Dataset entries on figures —
START
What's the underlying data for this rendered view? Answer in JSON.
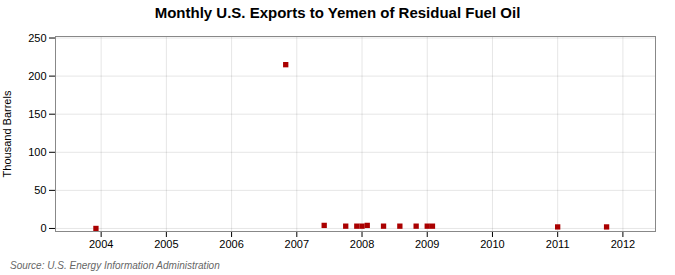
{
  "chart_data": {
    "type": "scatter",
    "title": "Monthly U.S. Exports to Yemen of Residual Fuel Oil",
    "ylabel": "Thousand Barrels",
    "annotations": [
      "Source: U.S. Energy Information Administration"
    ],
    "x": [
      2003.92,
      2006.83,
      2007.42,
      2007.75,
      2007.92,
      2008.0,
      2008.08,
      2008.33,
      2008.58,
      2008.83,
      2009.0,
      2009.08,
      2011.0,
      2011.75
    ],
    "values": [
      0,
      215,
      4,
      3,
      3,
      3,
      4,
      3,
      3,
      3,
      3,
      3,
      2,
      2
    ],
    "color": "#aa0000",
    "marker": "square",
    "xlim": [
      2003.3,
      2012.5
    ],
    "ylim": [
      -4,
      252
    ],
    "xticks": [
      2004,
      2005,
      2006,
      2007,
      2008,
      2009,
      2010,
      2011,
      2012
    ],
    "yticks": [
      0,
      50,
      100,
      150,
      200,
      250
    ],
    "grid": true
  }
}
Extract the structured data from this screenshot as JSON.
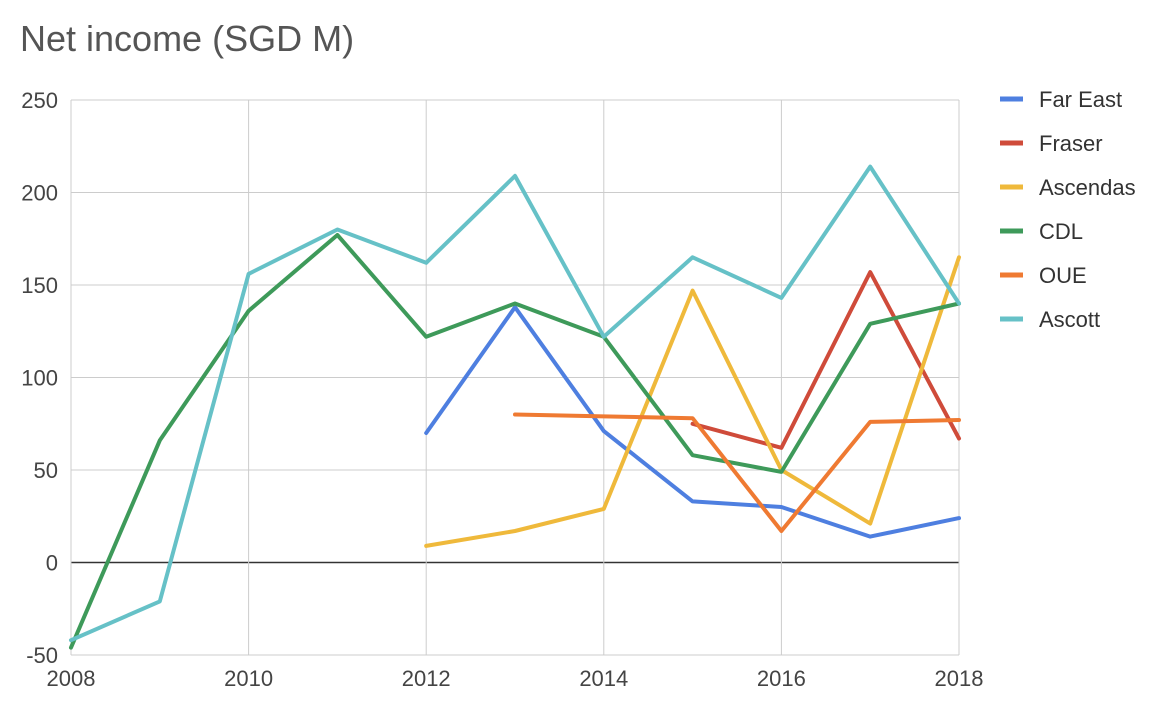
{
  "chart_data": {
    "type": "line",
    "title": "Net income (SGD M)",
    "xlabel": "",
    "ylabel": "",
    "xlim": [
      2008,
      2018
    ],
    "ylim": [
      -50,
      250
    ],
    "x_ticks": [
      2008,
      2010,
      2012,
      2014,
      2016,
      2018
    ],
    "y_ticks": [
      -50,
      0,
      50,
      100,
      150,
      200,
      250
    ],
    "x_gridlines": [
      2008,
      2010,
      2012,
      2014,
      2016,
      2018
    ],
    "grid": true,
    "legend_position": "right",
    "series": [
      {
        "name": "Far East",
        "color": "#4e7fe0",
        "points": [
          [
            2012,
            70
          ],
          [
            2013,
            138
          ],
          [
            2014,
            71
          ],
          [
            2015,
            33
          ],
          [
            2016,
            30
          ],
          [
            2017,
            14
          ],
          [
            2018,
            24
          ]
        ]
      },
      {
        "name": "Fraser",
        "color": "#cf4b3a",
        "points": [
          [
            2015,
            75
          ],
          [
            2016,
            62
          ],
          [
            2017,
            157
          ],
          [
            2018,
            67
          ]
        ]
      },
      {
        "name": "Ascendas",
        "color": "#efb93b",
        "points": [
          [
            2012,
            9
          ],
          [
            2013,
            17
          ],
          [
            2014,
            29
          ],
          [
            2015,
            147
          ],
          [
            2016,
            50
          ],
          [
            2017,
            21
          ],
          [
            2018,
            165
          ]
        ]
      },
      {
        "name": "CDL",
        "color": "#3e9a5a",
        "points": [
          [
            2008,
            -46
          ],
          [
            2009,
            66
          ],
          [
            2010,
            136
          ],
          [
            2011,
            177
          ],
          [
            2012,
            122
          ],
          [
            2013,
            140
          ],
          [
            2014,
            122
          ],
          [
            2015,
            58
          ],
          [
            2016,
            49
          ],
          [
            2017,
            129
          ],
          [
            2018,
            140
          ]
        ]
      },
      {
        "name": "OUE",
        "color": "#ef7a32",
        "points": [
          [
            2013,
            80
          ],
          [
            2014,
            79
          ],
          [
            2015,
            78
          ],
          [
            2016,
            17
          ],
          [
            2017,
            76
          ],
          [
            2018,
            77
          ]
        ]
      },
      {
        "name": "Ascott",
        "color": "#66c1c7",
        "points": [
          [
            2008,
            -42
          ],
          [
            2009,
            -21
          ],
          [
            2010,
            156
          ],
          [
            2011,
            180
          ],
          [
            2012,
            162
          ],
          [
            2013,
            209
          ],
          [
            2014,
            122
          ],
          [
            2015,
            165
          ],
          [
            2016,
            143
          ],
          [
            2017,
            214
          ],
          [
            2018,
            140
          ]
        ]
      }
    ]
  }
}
END
START
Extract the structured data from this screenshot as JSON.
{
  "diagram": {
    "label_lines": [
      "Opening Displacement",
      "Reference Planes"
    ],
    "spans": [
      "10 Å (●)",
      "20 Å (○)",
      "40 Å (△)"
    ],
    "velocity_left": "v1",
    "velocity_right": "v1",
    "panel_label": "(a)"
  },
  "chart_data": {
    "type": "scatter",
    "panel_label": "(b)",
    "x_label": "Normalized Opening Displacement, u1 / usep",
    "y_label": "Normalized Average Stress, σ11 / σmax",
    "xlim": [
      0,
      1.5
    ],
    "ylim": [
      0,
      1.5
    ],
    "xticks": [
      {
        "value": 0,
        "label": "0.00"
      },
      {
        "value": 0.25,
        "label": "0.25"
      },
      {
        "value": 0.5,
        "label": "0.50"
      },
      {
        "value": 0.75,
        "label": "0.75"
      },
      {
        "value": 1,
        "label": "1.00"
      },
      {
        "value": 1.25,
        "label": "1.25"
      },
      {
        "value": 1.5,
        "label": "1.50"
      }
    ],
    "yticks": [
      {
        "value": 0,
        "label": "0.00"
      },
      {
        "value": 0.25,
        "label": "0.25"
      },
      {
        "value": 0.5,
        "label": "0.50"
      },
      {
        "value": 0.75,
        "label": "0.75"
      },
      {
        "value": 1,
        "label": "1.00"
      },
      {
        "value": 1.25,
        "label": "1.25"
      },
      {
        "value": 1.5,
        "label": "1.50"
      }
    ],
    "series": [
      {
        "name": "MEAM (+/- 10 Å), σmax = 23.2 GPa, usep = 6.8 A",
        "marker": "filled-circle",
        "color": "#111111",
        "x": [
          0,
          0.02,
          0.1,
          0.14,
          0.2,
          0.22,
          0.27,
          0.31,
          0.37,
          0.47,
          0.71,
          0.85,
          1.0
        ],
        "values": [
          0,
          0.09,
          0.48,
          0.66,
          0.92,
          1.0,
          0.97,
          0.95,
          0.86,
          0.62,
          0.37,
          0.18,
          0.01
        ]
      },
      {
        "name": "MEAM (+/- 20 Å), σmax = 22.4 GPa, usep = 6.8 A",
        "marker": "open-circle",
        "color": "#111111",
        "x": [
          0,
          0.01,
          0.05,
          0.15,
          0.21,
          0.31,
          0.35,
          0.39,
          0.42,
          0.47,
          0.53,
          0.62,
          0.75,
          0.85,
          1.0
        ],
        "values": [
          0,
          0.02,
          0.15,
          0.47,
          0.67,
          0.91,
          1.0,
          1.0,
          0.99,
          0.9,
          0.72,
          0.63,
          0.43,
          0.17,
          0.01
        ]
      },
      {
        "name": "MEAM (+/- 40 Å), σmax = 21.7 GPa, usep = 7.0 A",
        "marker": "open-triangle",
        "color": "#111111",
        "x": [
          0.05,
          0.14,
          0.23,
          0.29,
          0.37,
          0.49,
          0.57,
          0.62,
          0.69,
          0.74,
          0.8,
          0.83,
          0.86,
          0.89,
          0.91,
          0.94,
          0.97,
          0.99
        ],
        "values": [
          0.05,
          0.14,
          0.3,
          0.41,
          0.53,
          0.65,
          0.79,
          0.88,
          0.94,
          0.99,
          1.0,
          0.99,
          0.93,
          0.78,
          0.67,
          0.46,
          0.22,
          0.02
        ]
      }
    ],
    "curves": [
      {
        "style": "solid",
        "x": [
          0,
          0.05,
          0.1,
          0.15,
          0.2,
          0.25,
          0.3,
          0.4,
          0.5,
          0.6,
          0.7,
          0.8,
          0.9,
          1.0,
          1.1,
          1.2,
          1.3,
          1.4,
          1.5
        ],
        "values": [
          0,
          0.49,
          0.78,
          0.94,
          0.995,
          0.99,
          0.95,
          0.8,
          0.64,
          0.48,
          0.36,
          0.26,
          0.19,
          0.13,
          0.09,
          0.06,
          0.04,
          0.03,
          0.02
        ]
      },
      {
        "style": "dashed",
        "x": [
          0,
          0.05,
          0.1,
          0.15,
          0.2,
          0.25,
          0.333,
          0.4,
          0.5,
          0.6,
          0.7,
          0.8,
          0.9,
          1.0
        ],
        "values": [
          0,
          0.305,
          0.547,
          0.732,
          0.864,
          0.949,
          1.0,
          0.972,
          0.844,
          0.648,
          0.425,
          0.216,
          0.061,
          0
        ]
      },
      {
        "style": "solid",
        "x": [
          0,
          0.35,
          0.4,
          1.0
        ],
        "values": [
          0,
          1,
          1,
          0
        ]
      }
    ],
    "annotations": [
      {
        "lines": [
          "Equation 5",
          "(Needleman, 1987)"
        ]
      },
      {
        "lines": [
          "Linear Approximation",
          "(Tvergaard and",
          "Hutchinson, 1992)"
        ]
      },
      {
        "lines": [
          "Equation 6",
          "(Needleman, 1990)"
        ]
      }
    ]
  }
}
END
Objective —
Copy each line above where the string "usep" occurs.

Written answer —
    "x_label": "Normalized Opening Displacement, u1 / usep",
        "name": "MEAM (+/- 10 Å), σmax = 23.2 GPa, usep = 6.8 A",
        "name": "MEAM (+/- 20 Å), σmax = 22.4 GPa, usep = 6.8 A",
        "name": "MEAM (+/- 40 Å), σmax = 21.7 GPa, usep = 7.0 A",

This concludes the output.